What is being asked: Return all lines below containing the word "marker".

+++ Records shown

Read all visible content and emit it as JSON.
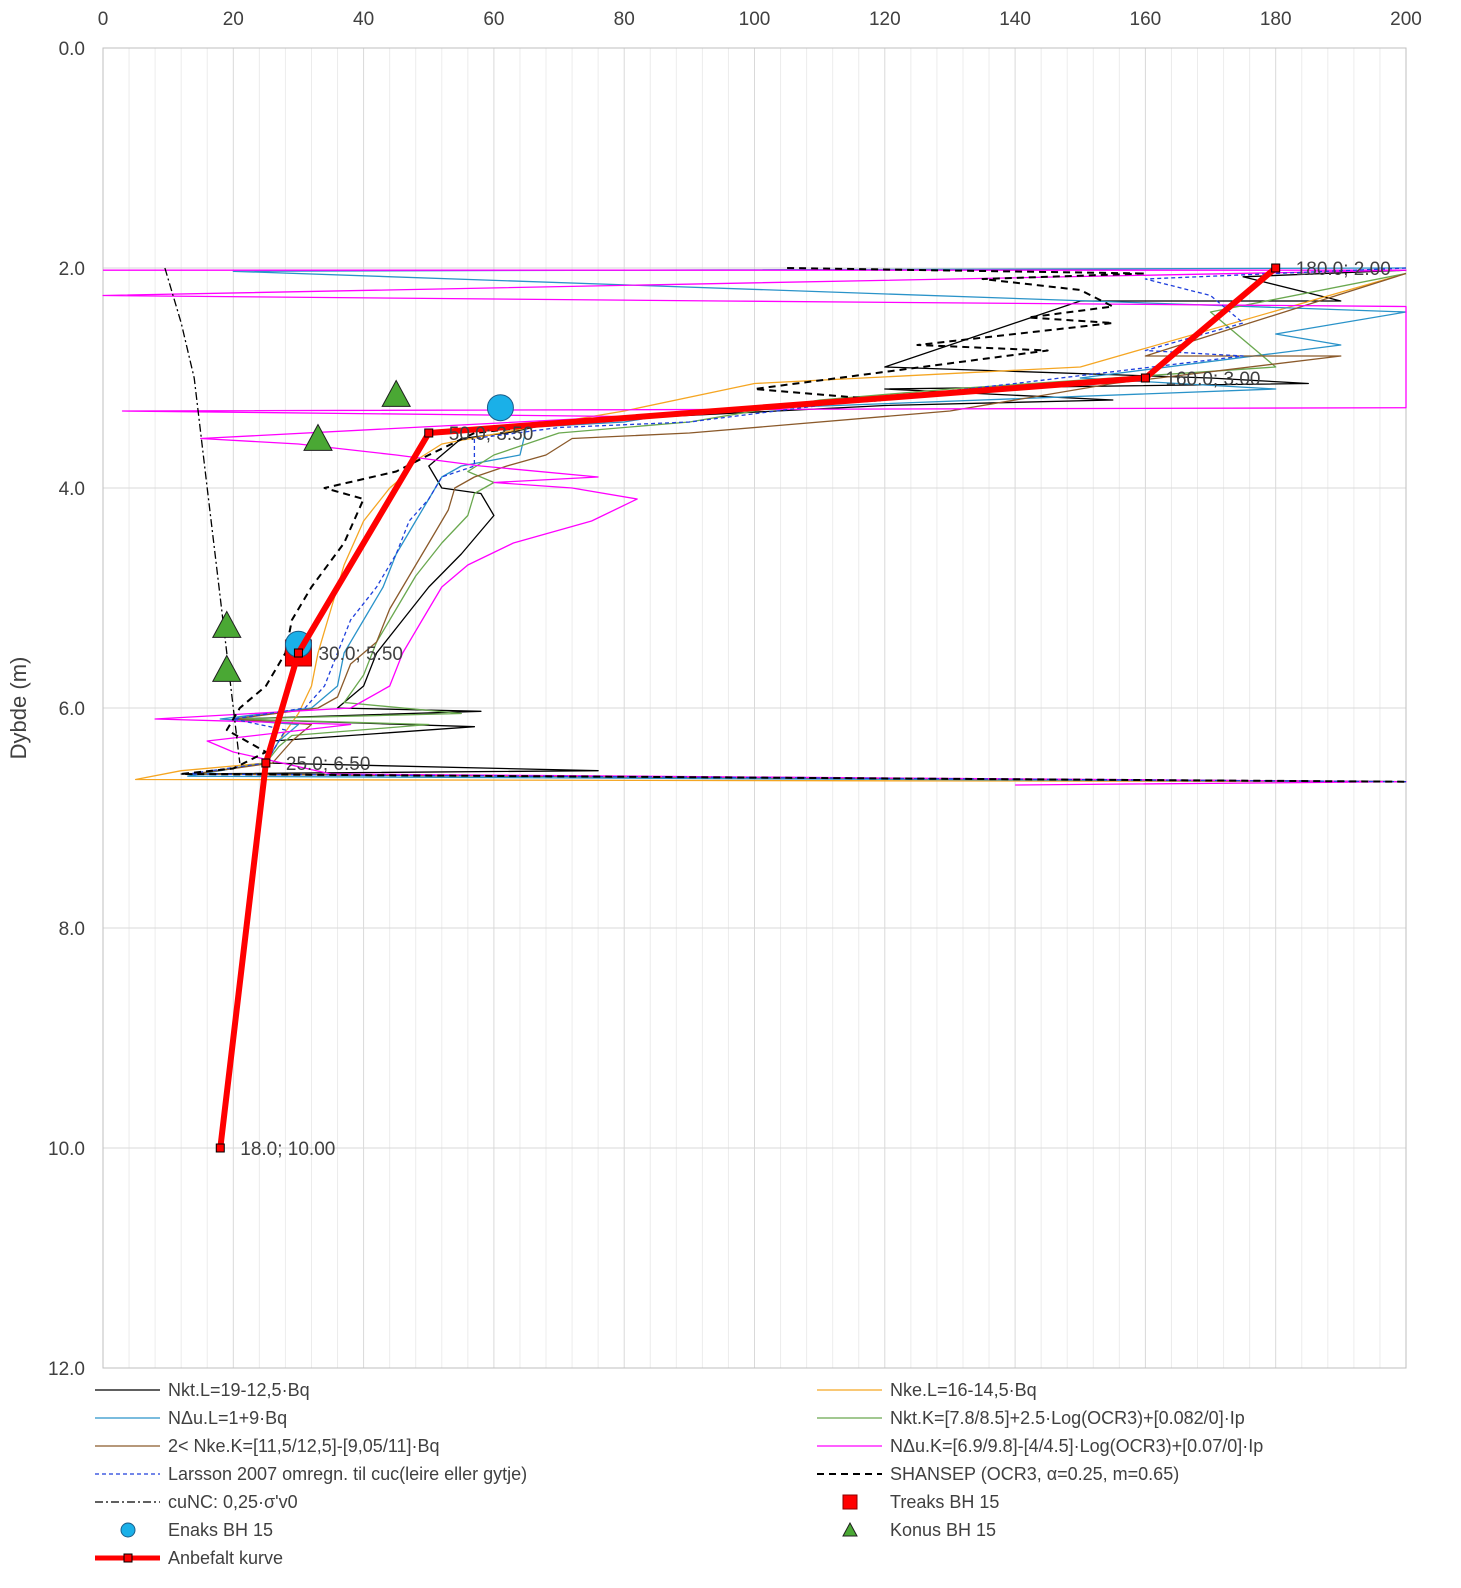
{
  "chart_data": {
    "type": "line",
    "title": "",
    "xlabel": "",
    "ylabel": "Dybde (m)",
    "xlim": [
      0,
      200
    ],
    "ylim": [
      0,
      12
    ],
    "y_inverted": true,
    "x_axis_position": "top",
    "grid": true,
    "x_ticks": [
      "0",
      "20",
      "40",
      "60",
      "80",
      "100",
      "120",
      "140",
      "160",
      "180",
      "200"
    ],
    "y_ticks": [
      "0.0",
      "2.0",
      "4.0",
      "6.0",
      "8.0",
      "10.0",
      "12.0"
    ],
    "legend_position": "bottom",
    "series": [
      {
        "name": "Nkt.L=19-12,5·Bq",
        "color": "#000000",
        "style": "solid",
        "points": [
          [
            200,
            2.02
          ],
          [
            175,
            2.08
          ],
          [
            190,
            2.3
          ],
          [
            150,
            2.3
          ],
          [
            120,
            2.9
          ],
          [
            170,
            3.0
          ],
          [
            185,
            3.05
          ],
          [
            120,
            3.1
          ],
          [
            155,
            3.2
          ],
          [
            120,
            3.25
          ],
          [
            70,
            3.4
          ],
          [
            62,
            3.5
          ],
          [
            55,
            3.55
          ],
          [
            50,
            3.8
          ],
          [
            52,
            4.0
          ],
          [
            58,
            4.05
          ],
          [
            60,
            4.25
          ],
          [
            55,
            4.6
          ],
          [
            50,
            4.9
          ],
          [
            46,
            5.2
          ],
          [
            42,
            5.5
          ],
          [
            40,
            5.8
          ],
          [
            36,
            6.0
          ],
          [
            58,
            6.03
          ],
          [
            20,
            6.1
          ],
          [
            57,
            6.17
          ],
          [
            26,
            6.3
          ],
          [
            25,
            6.5
          ],
          [
            76,
            6.57
          ],
          [
            12,
            6.6
          ],
          [
            200,
            6.67
          ]
        ]
      },
      {
        "name": "Nke.L=16-14,5·Bq",
        "color": "#f5a623",
        "style": "solid",
        "points": [
          [
            200,
            2.05
          ],
          [
            150,
            2.9
          ],
          [
            100,
            3.05
          ],
          [
            80,
            3.3
          ],
          [
            70,
            3.4
          ],
          [
            52,
            3.6
          ],
          [
            48,
            3.75
          ],
          [
            45,
            3.95
          ],
          [
            44,
            4.0
          ],
          [
            40,
            4.3
          ],
          [
            37,
            4.7
          ],
          [
            35,
            5.1
          ],
          [
            33,
            5.5
          ],
          [
            32,
            5.8
          ],
          [
            30,
            6.05
          ],
          [
            27,
            6.3
          ],
          [
            25,
            6.5
          ],
          [
            12,
            6.57
          ],
          [
            5,
            6.65
          ],
          [
            200,
            6.67
          ]
        ]
      },
      {
        "name": "NΔu.L=1+9·Bq",
        "color": "#2a93c9",
        "style": "solid",
        "points": [
          [
            200,
            2.0
          ],
          [
            20,
            2.03
          ],
          [
            200,
            2.4
          ],
          [
            180,
            2.6
          ],
          [
            190,
            2.7
          ],
          [
            150,
            3.0
          ],
          [
            180,
            3.1
          ],
          [
            90,
            3.3
          ],
          [
            80,
            3.4
          ],
          [
            65,
            3.45
          ],
          [
            64,
            3.7
          ],
          [
            55,
            3.8
          ],
          [
            52,
            3.9
          ],
          [
            50,
            4.1
          ],
          [
            48,
            4.3
          ],
          [
            45,
            4.6
          ],
          [
            43,
            4.9
          ],
          [
            40,
            5.2
          ],
          [
            37,
            5.5
          ],
          [
            36,
            5.8
          ],
          [
            32,
            6.0
          ],
          [
            18,
            6.1
          ],
          [
            30,
            6.15
          ],
          [
            27,
            6.3
          ],
          [
            25,
            6.5
          ],
          [
            13,
            6.62
          ],
          [
            200,
            6.67
          ]
        ]
      },
      {
        "name": "Nkt.K=[7.8/8.5]+2.5·Log(OCR3)+[0.082/0]·Ip",
        "color": "#6aa84f",
        "style": "solid",
        "points": [
          [
            200,
            2.05
          ],
          [
            170,
            2.4
          ],
          [
            180,
            2.9
          ],
          [
            130,
            3.1
          ],
          [
            110,
            3.2
          ],
          [
            90,
            3.4
          ],
          [
            70,
            3.5
          ],
          [
            60,
            3.7
          ],
          [
            56,
            3.85
          ],
          [
            60,
            3.95
          ],
          [
            57,
            4.05
          ],
          [
            56,
            4.25
          ],
          [
            52,
            4.5
          ],
          [
            48,
            4.8
          ],
          [
            45,
            5.1
          ],
          [
            42,
            5.4
          ],
          [
            40,
            5.7
          ],
          [
            37,
            5.95
          ],
          [
            55,
            6.05
          ],
          [
            20,
            6.1
          ],
          [
            50,
            6.15
          ],
          [
            29,
            6.25
          ],
          [
            27,
            6.35
          ],
          [
            25,
            6.5
          ],
          [
            14,
            6.6
          ],
          [
            200,
            6.67
          ]
        ]
      },
      {
        "name": "2< Nke.K=[11,5/12,5]-[9,05/11]·Bq",
        "color": "#8b5a2b",
        "style": "solid",
        "points": [
          [
            200,
            2.05
          ],
          [
            160,
            2.8
          ],
          [
            190,
            2.8
          ],
          [
            155,
            3.05
          ],
          [
            130,
            3.3
          ],
          [
            90,
            3.5
          ],
          [
            72,
            3.55
          ],
          [
            68,
            3.7
          ],
          [
            62,
            3.8
          ],
          [
            57,
            3.9
          ],
          [
            54,
            4.0
          ],
          [
            53,
            4.2
          ],
          [
            50,
            4.5
          ],
          [
            47,
            4.8
          ],
          [
            44,
            5.1
          ],
          [
            42,
            5.4
          ],
          [
            38,
            5.6
          ],
          [
            36,
            5.9
          ],
          [
            33,
            6.0
          ],
          [
            20,
            6.1
          ],
          [
            32,
            6.15
          ],
          [
            29,
            6.3
          ],
          [
            26,
            6.5
          ],
          [
            14,
            6.6
          ],
          [
            200,
            6.67
          ]
        ]
      },
      {
        "name": "NΔu.K=[6.9/9.8]-[4/4.5]·Log(OCR3)+[0.07/0]·Ip",
        "color": "#ff00ff",
        "style": "solid",
        "points": [
          [
            0,
            2.02
          ],
          [
            200,
            2.02
          ],
          [
            0,
            2.25
          ],
          [
            95,
            2.3
          ],
          [
            200,
            2.35
          ],
          [
            200,
            3.27
          ],
          [
            3,
            3.3
          ],
          [
            80,
            3.35
          ],
          [
            15,
            3.55
          ],
          [
            30,
            3.6
          ],
          [
            45,
            3.7
          ],
          [
            58,
            3.8
          ],
          [
            76,
            3.9
          ],
          [
            60,
            3.95
          ],
          [
            72,
            4.0
          ],
          [
            82,
            4.1
          ],
          [
            75,
            4.3
          ],
          [
            63,
            4.5
          ],
          [
            56,
            4.7
          ],
          [
            52,
            4.9
          ],
          [
            49,
            5.2
          ],
          [
            46,
            5.5
          ],
          [
            44,
            5.8
          ],
          [
            38,
            6.0
          ],
          [
            8,
            6.1
          ],
          [
            38,
            6.15
          ],
          [
            16,
            6.3
          ],
          [
            20,
            6.4
          ],
          [
            35,
            6.6
          ],
          [
            200,
            6.67
          ],
          [
            140,
            6.7
          ]
        ]
      },
      {
        "name": "Larsson 2007 omregn. til cuc(leire eller gytje)",
        "color": "#1f3fdc",
        "style": "dotted",
        "points": [
          [
            200,
            2.0
          ],
          [
            160,
            2.1
          ],
          [
            170,
            2.25
          ],
          [
            175,
            2.5
          ],
          [
            160,
            2.75
          ],
          [
            175,
            2.8
          ],
          [
            140,
            3.05
          ],
          [
            110,
            3.25
          ],
          [
            90,
            3.4
          ],
          [
            70,
            3.45
          ],
          [
            57,
            3.55
          ],
          [
            57,
            3.8
          ],
          [
            52,
            3.9
          ],
          [
            50,
            4.1
          ],
          [
            47,
            4.3
          ],
          [
            45,
            4.6
          ],
          [
            42,
            4.9
          ],
          [
            38,
            5.2
          ],
          [
            36,
            5.5
          ],
          [
            34,
            5.8
          ],
          [
            31,
            6.0
          ],
          [
            20,
            6.1
          ],
          [
            28,
            6.2
          ],
          [
            25,
            6.5
          ],
          [
            13,
            6.6
          ],
          [
            200,
            6.67
          ]
        ]
      },
      {
        "name": "SHANSEP (OCR3, α=0.25, m=0.65)",
        "color": "#000000",
        "style": "dashed",
        "points": [
          [
            105,
            2.0
          ],
          [
            160,
            2.05
          ],
          [
            135,
            2.1
          ],
          [
            150,
            2.2
          ],
          [
            155,
            2.35
          ],
          [
            142,
            2.45
          ],
          [
            155,
            2.5
          ],
          [
            125,
            2.7
          ],
          [
            145,
            2.75
          ],
          [
            100,
            3.1
          ],
          [
            120,
            3.2
          ],
          [
            80,
            3.35
          ],
          [
            57,
            3.5
          ],
          [
            50,
            3.7
          ],
          [
            45,
            3.85
          ],
          [
            34,
            4.0
          ],
          [
            40,
            4.1
          ],
          [
            37,
            4.5
          ],
          [
            32,
            4.9
          ],
          [
            29,
            5.2
          ],
          [
            28,
            5.5
          ],
          [
            25,
            5.8
          ],
          [
            21,
            6.0
          ],
          [
            19,
            6.2
          ],
          [
            25,
            6.4
          ],
          [
            20,
            6.55
          ],
          [
            12,
            6.6
          ],
          [
            200,
            6.67
          ]
        ]
      },
      {
        "name": "cuNC: 0,25·σ'v0",
        "color": "#000000",
        "style": "dashdot",
        "points": [
          [
            9.5,
            2.0
          ],
          [
            12,
            2.5
          ],
          [
            14,
            3.0
          ],
          [
            16,
            4.0
          ],
          [
            18,
            5.0
          ],
          [
            20,
            6.0
          ],
          [
            21,
            6.5
          ]
        ]
      },
      {
        "name": "Treaks BH 15",
        "color": "#ff0000",
        "marker": "square",
        "points": [
          [
            30,
            5.5
          ]
        ]
      },
      {
        "name": "Enaks BH 15",
        "color": "#1ab0e8",
        "marker": "circle",
        "points": [
          [
            61,
            3.27
          ],
          [
            30,
            5.42
          ]
        ]
      },
      {
        "name": "Konus BH 15",
        "color": "#4aa834",
        "marker": "triangle",
        "points": [
          [
            45,
            3.15
          ],
          [
            33,
            3.55
          ],
          [
            19,
            5.25
          ],
          [
            19,
            5.65
          ]
        ]
      },
      {
        "name": "Anbefalt kurve",
        "color": "#ff0000",
        "style": "solid-thick",
        "marker": "small-square",
        "points": [
          [
            180,
            2.0
          ],
          [
            160,
            3.0
          ],
          [
            50,
            3.5
          ],
          [
            30,
            5.5
          ],
          [
            25,
            6.5
          ],
          [
            18,
            10.0
          ]
        ]
      }
    ],
    "annotations": [
      {
        "text": "180.0; 2.00",
        "x": 180,
        "y": 2.0
      },
      {
        "text": "160.0; 3.00",
        "x": 160,
        "y": 3.0
      },
      {
        "text": "50.0; 3.50",
        "x": 50,
        "y": 3.5
      },
      {
        "text": "30.0; 5.50",
        "x": 30,
        "y": 5.5
      },
      {
        "text": "25.0; 6.50",
        "x": 25,
        "y": 6.5
      },
      {
        "text": "18.0; 10.00",
        "x": 18,
        "y": 10.0
      }
    ]
  }
}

++++++

Complete output:
        "marker": "square",
        "marker": "circle",
        "marker": "triangle",
        "marker": "small-square",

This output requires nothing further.